• [依頼内容] 出典文書で「」に入った発言を、出てくる順にすべて書き出すこと。

• [出典文書]

低く小さな声で、会議室に入って来られる。
手には、A4サイズの茶封筒のみ。
よく見ると、電話番号と思わしき数字が、封筒の各処に記されている。

田原総一朗さんとの打合せは、週二日。
『激論!クロスファイア』にお招きするゲスト、テーマなどを、
約二時間かけて話し合う。
毎回、本番さながらの気迫で開かれるこの会議は、
自分にとって鍛錬の場だ。

「国会は、与党も野党も…」

時候ならぬ、時事の挨拶から、会議室での論戦は始まる。
我々に求められるのは、相槌ではなく、意見。
今国会の問題点や疑問を、スタッフ全員で田原さんにぶつけていく。

「じゃあ、何でそれをテレビでは報じないの!?」

…。
一同、沈黙。

「ねえ!東電は、国有化すべきかな?」

次なる議題は、すぐさま飛んで来る。

「経産省と財務省でも、見解が違うようですが…」
「じゃあ、今度、○○さんに出てもらおうか」

即座に携帯電話を取り出して、「もしもし、田原総一朗ですが…」。
会議でのやり取りから、ゲストやテーマが決まることもしばしば。
通話相手が本人であることも、多々ある。

座標注釈資料:

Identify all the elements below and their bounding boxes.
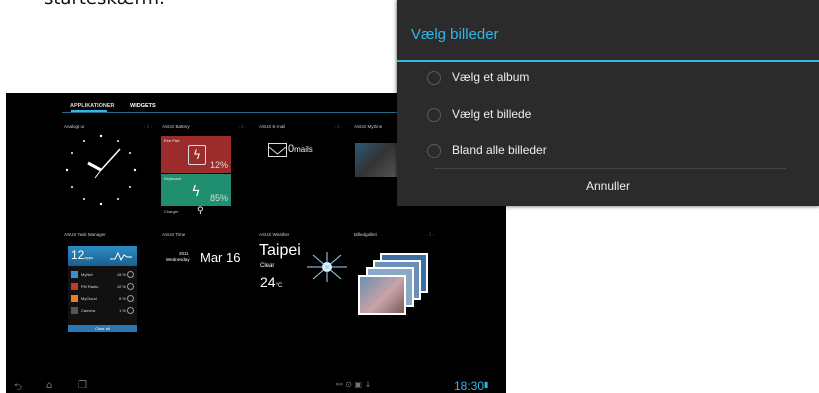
myzine-widget[interactable]: [355, 143, 397, 177]
battery-charging-icon: ϟ: [188, 145, 206, 165]
close-task-icon[interactable]: [127, 307, 134, 314]
widget-size-hint: ‹ 2 ›: [334, 124, 343, 129]
battery-charging-icon: ϟ: [191, 184, 201, 200]
clear-all-button[interactable]: Clear all: [68, 325, 137, 332]
widget-title-analog: Analogt ur: [64, 124, 85, 129]
status-clock[interactable]: 18:30: [454, 379, 484, 393]
notification-icons[interactable]: ⚯ ⊙ ▣ ↓: [336, 380, 371, 389]
email-count: 0mails: [288, 143, 313, 155]
app-icon: [71, 283, 78, 290]
option-choose-picture[interactable]: Vælg et billede: [427, 105, 807, 125]
radio-button[interactable]: [427, 71, 441, 85]
dialog-title-divider: [397, 60, 819, 62]
task-manager-header: 12apps: [68, 246, 137, 266]
home-icon[interactable]: ⌂: [46, 380, 52, 391]
radio-button[interactable]: [427, 144, 441, 158]
task-row: MyCloud 6 %: [71, 294, 134, 303]
battery-widget[interactable]: Eee Pad ϟ 12% Keyboard ϟ 85% Charger ⚲: [161, 136, 231, 216]
app-count: 12apps: [71, 248, 94, 262]
battery-label: Eee Pad: [164, 138, 180, 143]
widget-title-gallery: Billedgalleri: [354, 232, 378, 237]
envelope-icon: [268, 143, 287, 157]
widget-size-hint: ‹ 2 ›: [144, 124, 153, 129]
weather-temperature: 24°C: [260, 274, 283, 290]
option-shuffle-all[interactable]: Bland alle billeder: [427, 141, 807, 161]
email-widget[interactable]: 0mails: [268, 143, 328, 163]
task-row: FM Radio 10 %: [71, 282, 134, 291]
widget-title-weather: ASUS Weather: [259, 232, 290, 237]
battery-percent: 12%: [209, 160, 228, 170]
tab-applications[interactable]: APPLIKATIONER: [70, 103, 115, 109]
wifi-battery-icon: ▮: [484, 380, 489, 389]
option-label: Vælg et album: [452, 70, 530, 84]
cancel-button[interactable]: Annuller: [397, 170, 819, 202]
caption-text: starteskærm.: [44, 0, 165, 9]
widget-title-taskmanager: ASUS Task Manager: [64, 232, 106, 237]
option-choose-album[interactable]: Vælg et album: [427, 68, 807, 88]
gallery-widget[interactable]: [358, 253, 438, 319]
radio-button[interactable]: [427, 108, 441, 122]
battery-label: Keyboard: [164, 176, 182, 181]
sun-icon: [307, 252, 347, 282]
weather-condition: Clear: [260, 263, 275, 269]
activity-graph-icon: [110, 251, 132, 261]
select-pictures-dialog: Vælg billeder Vælg et album Vælg et bill…: [397, 0, 819, 206]
option-label: Vælg et billede: [452, 107, 532, 121]
system-bar: ⮌ ⌂ ❐ ⚯ ⊙ ▣ ↓ 18:30 ▮: [6, 377, 506, 393]
time-weekday: Wednesday: [166, 257, 190, 262]
widget-size-hint: ‹ 2 ›: [238, 124, 247, 129]
recent-apps-icon[interactable]: ❐: [78, 380, 87, 391]
widget-size-hint: ‹ 2 ›: [426, 232, 435, 237]
keyboard-battery-panel: Keyboard ϟ 85%: [161, 174, 231, 206]
battery-percent: 85%: [209, 193, 228, 203]
option-label: Bland alle billeder: [452, 143, 547, 157]
tablet-battery-panel: Eee Pad ϟ 12%: [161, 136, 231, 173]
widget-title-email: ASUS E-mail: [259, 124, 286, 129]
app-icon: [71, 271, 78, 278]
photo-thumbnail: [358, 275, 406, 315]
task-row: Camera 1 %: [71, 306, 134, 315]
back-icon[interactable]: ⮌: [14, 380, 22, 393]
charger-label: Charger: [164, 209, 179, 214]
weather-city: Taipei: [259, 242, 301, 259]
analog-clock-widget[interactable]: [62, 131, 140, 209]
time-date: Mar 16: [200, 250, 241, 265]
widget-title-myzine: ASUS MyZine: [354, 124, 383, 129]
dialog-title: Vælg billeder: [411, 26, 499, 43]
app-icon: [71, 295, 78, 302]
widget-title-time: ASUS Time: [162, 232, 186, 237]
tab-widgets[interactable]: WIDGETS: [130, 103, 156, 109]
plug-icon: ⚲: [197, 206, 204, 216]
widget-title-battery: ASUS Battery: [162, 124, 190, 129]
task-manager-widget[interactable]: 12apps MyNet 15 % FM Radio 10 % MyCloud 6 %…: [68, 246, 137, 332]
close-task-icon[interactable]: [127, 295, 134, 302]
dialog-button-divider: [434, 168, 786, 169]
app-icon: [71, 307, 78, 314]
time-year: 2011: [179, 251, 189, 256]
close-task-icon[interactable]: [127, 271, 134, 278]
weather-widget[interactable]: Taipei Clear 24°C: [259, 242, 349, 302]
active-tab-indicator: [71, 110, 107, 112]
task-row: MyNet 15 %: [71, 270, 134, 279]
close-task-icon[interactable]: [127, 283, 134, 290]
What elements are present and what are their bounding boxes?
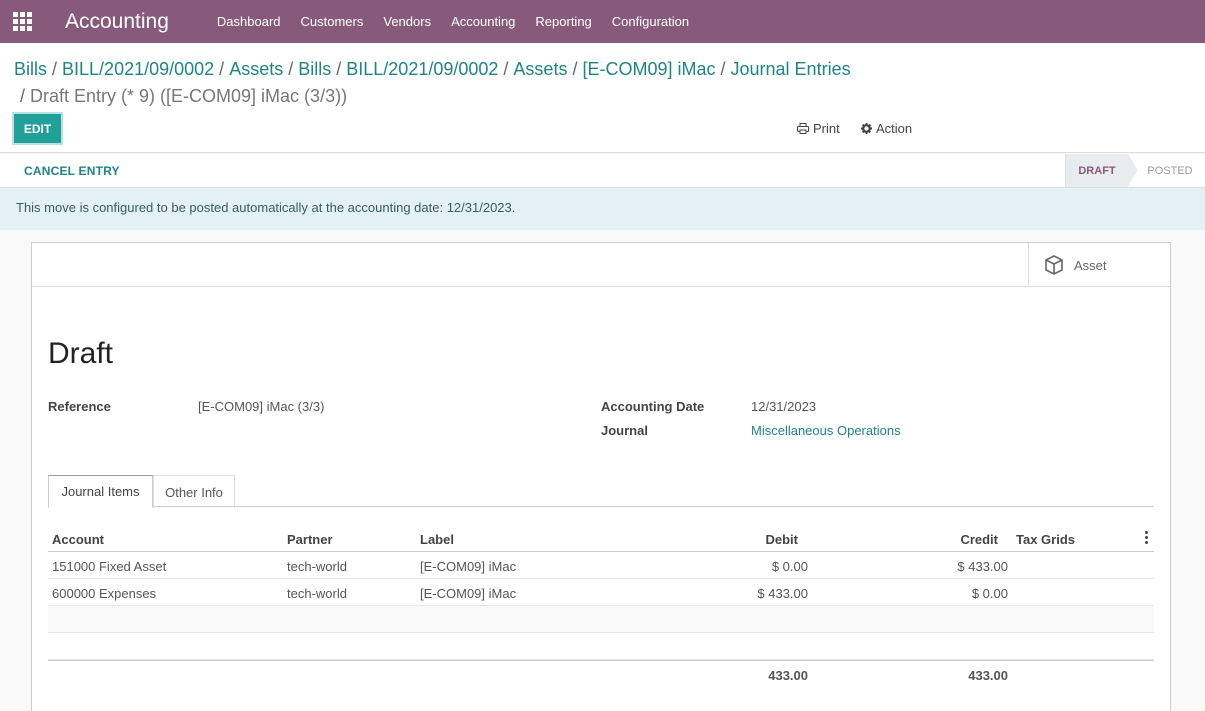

• [問題の解答]
1. 国会は、与党も野党も…
2. じゃあ、何でそれをテレビでは報じないの!?
3. ねえ!東電は、国有化すべきかな?
4. 経産省と財務省でも、見解が違うようですが…
5. じゃあ、今度、○○さんに出てもらおうか
6. もしもし、田原総一朗ですが…